> [TO DO] Return each of the following rows, keeping every character unchanged.

> [DATASET ENTRIES]
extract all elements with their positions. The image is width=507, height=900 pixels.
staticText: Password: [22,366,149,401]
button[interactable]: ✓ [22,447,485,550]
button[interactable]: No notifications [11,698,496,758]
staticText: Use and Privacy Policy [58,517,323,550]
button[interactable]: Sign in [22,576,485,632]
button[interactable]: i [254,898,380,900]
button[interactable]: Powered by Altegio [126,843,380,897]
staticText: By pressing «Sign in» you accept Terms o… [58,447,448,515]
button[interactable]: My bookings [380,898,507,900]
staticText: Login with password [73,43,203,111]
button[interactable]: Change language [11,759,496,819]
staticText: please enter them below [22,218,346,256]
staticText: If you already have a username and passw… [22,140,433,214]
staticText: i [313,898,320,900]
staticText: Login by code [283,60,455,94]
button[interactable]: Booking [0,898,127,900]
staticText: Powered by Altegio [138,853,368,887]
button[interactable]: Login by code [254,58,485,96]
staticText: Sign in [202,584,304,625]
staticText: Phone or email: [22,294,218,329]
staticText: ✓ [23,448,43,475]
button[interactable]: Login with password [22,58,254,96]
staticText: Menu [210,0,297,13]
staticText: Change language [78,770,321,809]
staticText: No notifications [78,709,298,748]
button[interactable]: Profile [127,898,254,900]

> [ANSWER TO THE TASK]
extract all elements with their positions. The image is width=507, height=900 pixels.
staticText: Password: [22,366,149,401]
button[interactable]: ✓ [22,447,485,550]
button[interactable]: No notifications [11,698,496,758]
staticText: Use and Privacy Policy [58,517,323,550]
button[interactable]: Sign in [22,576,485,632]
button[interactable]: i [254,898,380,900]
button[interactable]: Powered by Altegio [126,843,380,897]
staticText: By pressing «Sign in» you accept Terms o… [58,447,448,515]
button[interactable]: My bookings [380,898,507,900]
staticText: Login with password [73,43,203,111]
button[interactable]: Change language [11,759,496,819]
staticText: please enter them below [22,218,346,256]
staticText: If you already have a username and passw… [22,140,433,214]
staticText: i [313,898,320,900]
staticText: Login by code [283,60,455,94]
button[interactable]: Booking [0,898,127,900]
staticText: Powered by Altegio [138,853,368,887]
button[interactable]: Login by code [254,58,485,96]
staticText: Sign in [202,584,304,625]
staticText: Phone or email: [22,294,218,329]
staticText: ✓ [23,448,43,475]
button[interactable]: Login with password [22,58,254,96]
staticText: Menu [210,0,297,13]
staticText: Change language [78,770,321,809]
staticText: No notifications [78,709,298,748]
button[interactable]: Profile [127,898,254,900]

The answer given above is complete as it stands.